What needs to be done
Find all lines in the listing that include the word "cause", then copy them.

[Extracted records]
>> begin

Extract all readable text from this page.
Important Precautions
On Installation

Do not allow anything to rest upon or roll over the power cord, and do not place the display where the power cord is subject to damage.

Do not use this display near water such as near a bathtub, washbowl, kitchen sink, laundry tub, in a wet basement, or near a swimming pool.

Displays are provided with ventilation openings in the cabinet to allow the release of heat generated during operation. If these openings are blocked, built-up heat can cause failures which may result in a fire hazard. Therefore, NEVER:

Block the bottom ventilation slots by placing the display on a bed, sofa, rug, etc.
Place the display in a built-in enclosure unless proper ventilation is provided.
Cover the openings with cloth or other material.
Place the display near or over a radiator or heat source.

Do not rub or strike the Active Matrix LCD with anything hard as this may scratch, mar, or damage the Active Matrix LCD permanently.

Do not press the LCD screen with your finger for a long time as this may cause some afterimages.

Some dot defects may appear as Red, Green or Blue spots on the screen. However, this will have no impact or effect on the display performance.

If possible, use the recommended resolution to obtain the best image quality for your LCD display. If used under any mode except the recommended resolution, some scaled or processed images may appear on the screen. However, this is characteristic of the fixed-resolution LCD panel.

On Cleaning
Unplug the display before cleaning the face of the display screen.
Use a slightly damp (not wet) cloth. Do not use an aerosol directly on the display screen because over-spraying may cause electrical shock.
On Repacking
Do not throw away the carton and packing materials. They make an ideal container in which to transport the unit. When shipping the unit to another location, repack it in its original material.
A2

>> end
>> begin

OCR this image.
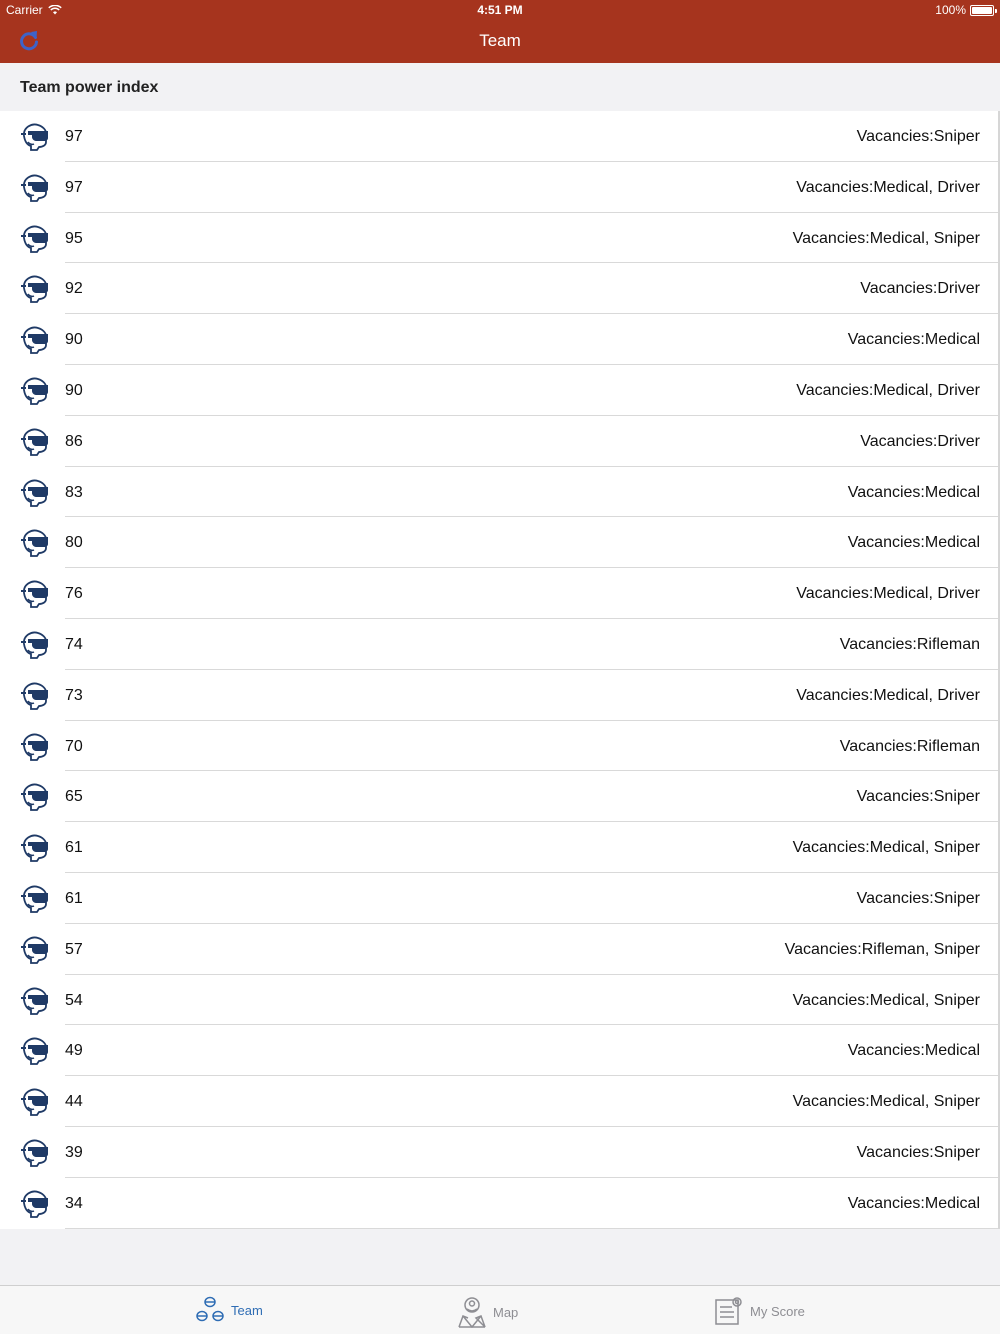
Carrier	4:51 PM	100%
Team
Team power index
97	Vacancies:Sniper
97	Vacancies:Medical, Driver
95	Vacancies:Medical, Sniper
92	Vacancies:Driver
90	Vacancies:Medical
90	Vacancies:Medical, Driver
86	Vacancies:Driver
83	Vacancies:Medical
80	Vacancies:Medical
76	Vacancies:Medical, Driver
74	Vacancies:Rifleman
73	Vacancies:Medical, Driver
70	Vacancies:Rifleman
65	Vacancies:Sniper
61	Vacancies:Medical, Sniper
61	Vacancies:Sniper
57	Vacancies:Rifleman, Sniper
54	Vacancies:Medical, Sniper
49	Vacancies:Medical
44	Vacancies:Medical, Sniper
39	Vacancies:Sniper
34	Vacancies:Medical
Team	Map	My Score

>> end

Task solution
Displays are provided with ventilation openings in the cabinet to allow the release of heat generated during operation. If these openings are blocked, built-up heat can cause failures which may result in a fire hazard. Therefore, NEVER:
Do not press the LCD screen with your finger for a long time as this may cause some afterimages.
Use a slightly damp (not wet) cloth. Do not use an aerosol directly on the display screen because over-spraying may cause electrical shock.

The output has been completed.